## Written task
What is the count of lines in the listing below that hold the string "Average"? Reply with that number alone.

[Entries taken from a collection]
======
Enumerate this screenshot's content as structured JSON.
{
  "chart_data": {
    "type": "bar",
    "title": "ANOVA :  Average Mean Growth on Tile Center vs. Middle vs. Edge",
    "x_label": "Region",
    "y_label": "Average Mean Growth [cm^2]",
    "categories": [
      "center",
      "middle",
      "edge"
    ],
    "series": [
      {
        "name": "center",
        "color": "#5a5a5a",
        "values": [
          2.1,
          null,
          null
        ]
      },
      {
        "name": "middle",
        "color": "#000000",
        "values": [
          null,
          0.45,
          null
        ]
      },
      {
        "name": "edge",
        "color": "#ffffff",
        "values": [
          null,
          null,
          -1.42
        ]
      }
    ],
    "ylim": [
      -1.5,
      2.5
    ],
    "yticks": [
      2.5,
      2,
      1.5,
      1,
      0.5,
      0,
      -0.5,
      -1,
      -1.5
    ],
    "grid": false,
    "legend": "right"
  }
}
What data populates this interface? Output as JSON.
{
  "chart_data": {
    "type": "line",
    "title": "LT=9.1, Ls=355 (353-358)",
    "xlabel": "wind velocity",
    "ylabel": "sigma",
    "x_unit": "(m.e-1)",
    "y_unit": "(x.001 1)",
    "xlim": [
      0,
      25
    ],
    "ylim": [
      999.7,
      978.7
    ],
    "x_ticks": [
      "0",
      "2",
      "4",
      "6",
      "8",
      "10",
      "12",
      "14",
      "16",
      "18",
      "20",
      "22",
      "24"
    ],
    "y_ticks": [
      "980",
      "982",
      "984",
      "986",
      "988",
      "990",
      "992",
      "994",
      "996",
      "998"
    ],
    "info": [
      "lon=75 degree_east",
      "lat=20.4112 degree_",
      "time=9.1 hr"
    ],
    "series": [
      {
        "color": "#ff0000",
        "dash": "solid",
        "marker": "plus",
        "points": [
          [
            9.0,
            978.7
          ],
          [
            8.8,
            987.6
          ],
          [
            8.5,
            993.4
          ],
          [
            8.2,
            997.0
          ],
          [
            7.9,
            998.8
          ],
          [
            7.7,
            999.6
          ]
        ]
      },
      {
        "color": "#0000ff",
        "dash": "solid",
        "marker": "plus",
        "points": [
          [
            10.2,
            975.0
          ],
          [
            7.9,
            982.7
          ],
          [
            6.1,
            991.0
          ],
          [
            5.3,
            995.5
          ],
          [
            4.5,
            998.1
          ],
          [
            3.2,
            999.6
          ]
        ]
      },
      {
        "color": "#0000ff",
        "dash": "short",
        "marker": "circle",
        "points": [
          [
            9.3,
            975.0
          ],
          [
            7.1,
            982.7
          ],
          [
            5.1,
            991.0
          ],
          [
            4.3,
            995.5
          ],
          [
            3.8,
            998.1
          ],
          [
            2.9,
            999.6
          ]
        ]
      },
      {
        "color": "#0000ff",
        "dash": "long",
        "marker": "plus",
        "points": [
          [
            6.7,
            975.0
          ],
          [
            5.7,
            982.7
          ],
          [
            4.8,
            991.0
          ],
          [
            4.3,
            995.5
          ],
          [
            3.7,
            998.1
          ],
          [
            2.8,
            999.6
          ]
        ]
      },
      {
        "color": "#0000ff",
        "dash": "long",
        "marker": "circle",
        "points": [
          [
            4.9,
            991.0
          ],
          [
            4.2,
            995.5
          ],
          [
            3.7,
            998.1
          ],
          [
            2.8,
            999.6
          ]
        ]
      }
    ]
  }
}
======
## Answer in full
2